» **EXERCISE AIM**: Count the lines below that contain the word "name" and give only that number.
◇ ◇ ◇ ◇
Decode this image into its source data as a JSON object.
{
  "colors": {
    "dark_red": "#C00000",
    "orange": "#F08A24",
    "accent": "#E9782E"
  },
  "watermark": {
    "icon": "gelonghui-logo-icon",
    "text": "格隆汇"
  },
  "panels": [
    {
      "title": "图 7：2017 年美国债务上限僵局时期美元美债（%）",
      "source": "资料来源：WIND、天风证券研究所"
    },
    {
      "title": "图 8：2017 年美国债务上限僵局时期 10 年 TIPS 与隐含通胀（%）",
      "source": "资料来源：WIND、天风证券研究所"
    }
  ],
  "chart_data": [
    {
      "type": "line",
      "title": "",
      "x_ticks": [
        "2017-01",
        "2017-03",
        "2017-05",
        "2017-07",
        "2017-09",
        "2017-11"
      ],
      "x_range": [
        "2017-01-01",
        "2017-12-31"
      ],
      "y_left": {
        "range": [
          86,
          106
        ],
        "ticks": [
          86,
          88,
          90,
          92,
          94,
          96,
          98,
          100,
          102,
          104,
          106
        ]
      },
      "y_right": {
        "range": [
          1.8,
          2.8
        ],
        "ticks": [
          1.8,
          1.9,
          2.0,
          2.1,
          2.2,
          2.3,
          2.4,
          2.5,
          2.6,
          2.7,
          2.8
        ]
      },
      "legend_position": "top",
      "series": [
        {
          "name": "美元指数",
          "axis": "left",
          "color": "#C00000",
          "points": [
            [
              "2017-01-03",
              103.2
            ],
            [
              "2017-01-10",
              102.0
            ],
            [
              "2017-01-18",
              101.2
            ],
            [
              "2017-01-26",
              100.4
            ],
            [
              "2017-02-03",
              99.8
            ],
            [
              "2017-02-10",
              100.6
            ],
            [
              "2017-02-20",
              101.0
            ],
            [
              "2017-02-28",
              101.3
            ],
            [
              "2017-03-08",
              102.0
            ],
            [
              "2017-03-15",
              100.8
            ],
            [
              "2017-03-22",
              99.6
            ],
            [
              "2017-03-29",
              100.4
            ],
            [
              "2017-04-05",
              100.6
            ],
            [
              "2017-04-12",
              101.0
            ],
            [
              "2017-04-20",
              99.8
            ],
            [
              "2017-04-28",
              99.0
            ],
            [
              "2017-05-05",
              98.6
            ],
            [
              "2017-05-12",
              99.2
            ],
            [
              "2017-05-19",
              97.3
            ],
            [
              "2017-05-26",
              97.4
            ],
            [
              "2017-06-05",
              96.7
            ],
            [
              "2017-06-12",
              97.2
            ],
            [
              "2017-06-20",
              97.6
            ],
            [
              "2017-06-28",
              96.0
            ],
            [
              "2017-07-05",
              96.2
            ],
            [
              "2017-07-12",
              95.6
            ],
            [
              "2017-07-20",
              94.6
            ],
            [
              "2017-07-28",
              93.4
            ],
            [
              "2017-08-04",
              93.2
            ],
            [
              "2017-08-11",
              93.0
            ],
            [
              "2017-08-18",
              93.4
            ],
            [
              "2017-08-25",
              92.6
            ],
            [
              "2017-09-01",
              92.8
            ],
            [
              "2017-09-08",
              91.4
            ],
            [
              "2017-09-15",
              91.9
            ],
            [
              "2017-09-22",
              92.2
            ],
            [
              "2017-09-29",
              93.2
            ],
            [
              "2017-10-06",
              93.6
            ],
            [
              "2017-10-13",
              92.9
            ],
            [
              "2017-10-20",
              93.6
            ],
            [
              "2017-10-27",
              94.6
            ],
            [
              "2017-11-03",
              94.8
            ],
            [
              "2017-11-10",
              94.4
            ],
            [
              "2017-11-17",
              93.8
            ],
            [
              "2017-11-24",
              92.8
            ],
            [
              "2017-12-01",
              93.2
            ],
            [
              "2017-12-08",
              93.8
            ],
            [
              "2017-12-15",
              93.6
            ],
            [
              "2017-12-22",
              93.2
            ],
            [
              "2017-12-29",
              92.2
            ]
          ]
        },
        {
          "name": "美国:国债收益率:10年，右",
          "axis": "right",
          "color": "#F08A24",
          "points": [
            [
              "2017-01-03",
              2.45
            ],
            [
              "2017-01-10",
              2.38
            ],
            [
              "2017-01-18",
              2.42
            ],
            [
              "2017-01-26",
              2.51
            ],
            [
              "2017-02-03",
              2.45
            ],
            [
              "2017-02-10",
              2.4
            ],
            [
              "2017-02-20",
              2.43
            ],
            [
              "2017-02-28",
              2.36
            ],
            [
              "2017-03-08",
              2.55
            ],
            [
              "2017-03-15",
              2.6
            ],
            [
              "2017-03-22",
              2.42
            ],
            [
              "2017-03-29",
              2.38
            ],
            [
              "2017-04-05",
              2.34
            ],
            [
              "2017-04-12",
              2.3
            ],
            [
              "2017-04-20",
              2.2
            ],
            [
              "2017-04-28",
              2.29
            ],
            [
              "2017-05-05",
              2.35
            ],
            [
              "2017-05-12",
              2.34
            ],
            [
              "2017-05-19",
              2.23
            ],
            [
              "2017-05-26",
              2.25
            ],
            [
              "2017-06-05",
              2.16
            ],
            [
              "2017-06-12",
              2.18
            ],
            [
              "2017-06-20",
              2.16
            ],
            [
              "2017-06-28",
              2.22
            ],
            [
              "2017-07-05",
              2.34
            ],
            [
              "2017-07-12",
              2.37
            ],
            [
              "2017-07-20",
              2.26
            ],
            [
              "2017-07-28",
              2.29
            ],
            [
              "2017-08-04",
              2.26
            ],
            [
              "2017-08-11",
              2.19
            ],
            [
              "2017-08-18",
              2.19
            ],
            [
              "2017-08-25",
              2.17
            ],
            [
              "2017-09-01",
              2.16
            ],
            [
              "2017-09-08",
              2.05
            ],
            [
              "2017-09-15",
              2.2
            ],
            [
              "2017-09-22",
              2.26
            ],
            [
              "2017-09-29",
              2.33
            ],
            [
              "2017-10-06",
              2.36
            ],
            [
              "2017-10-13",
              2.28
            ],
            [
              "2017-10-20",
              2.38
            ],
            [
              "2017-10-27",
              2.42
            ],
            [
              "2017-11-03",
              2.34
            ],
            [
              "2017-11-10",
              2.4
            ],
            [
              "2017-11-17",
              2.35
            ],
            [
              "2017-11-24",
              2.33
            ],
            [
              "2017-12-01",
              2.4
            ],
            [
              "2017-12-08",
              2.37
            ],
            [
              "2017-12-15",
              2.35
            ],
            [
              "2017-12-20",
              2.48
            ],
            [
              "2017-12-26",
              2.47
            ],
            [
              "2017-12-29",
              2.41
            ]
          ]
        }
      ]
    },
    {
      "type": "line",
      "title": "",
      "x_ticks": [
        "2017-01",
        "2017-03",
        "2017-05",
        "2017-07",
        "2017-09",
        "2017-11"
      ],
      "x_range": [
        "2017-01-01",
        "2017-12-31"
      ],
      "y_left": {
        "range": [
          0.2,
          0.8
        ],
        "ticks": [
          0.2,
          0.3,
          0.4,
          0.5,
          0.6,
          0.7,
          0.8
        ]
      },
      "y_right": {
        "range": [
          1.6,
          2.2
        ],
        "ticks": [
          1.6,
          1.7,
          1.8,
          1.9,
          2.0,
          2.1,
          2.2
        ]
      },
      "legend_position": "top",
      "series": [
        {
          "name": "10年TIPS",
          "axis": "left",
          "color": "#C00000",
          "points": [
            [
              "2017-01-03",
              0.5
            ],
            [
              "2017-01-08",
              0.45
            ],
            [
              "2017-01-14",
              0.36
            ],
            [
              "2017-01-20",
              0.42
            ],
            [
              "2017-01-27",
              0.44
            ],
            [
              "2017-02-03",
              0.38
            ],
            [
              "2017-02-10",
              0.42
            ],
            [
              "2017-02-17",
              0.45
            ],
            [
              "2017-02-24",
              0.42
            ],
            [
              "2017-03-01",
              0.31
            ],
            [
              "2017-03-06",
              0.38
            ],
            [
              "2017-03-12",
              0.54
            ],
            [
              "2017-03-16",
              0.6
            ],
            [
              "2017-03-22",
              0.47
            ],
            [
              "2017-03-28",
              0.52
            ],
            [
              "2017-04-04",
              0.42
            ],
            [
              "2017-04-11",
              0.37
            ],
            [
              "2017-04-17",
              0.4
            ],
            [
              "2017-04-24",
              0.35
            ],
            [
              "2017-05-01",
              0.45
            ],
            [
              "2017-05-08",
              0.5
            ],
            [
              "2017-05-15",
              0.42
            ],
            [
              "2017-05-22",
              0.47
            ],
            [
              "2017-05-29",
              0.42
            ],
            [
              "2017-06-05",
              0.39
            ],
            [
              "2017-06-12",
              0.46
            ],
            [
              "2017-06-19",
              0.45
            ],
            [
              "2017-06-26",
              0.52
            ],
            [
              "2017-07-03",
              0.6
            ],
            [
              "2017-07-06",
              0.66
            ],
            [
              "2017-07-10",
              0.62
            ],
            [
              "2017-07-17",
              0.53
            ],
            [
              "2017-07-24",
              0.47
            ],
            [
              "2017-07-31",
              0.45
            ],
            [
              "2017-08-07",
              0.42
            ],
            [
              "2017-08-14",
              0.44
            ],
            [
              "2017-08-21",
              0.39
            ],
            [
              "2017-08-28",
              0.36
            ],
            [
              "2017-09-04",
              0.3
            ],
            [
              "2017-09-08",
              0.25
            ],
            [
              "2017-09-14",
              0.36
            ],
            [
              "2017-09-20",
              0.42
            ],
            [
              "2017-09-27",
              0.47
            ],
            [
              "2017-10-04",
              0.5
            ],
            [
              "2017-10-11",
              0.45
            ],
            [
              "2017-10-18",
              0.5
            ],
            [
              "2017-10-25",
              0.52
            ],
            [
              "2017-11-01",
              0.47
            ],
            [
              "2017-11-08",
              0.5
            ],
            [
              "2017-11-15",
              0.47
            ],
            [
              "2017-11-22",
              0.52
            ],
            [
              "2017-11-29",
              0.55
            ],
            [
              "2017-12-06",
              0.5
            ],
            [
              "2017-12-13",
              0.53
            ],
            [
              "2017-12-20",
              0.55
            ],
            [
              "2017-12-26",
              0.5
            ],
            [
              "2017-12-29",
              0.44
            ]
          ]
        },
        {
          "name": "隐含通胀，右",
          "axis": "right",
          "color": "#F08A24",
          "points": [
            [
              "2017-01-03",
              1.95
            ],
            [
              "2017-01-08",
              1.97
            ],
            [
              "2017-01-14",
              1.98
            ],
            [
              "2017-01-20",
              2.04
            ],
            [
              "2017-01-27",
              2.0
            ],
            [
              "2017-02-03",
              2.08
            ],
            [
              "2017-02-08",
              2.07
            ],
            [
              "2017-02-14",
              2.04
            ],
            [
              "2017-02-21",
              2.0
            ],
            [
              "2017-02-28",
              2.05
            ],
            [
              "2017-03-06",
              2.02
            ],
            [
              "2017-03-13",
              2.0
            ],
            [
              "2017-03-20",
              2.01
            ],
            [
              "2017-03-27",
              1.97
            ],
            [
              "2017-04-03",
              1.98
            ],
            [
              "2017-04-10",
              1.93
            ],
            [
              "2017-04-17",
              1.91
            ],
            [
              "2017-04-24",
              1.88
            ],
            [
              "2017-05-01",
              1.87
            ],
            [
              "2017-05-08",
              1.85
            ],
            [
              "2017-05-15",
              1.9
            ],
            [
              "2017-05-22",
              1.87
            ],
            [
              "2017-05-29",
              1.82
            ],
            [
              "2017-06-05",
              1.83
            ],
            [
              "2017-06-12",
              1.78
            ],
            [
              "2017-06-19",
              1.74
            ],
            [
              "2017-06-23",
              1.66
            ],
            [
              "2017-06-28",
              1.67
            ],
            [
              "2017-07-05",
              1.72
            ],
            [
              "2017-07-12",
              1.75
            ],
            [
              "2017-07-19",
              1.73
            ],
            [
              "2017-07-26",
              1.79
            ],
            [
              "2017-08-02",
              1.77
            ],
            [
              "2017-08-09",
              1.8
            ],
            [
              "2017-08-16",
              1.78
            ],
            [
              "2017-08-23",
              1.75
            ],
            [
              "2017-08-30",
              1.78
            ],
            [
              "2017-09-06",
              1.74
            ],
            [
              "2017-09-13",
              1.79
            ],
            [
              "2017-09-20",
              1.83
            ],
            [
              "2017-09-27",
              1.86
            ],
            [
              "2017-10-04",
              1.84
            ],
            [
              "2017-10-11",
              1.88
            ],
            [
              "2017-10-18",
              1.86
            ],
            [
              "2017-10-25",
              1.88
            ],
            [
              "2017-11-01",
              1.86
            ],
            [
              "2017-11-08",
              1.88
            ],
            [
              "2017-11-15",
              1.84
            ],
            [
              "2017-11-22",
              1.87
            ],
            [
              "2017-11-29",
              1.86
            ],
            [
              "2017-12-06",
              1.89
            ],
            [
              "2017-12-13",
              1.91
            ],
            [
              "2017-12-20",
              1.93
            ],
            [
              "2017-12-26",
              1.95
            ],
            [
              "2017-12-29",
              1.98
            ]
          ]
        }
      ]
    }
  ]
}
◇ ◇ ◇ ◇
» **SOLUTION**: 4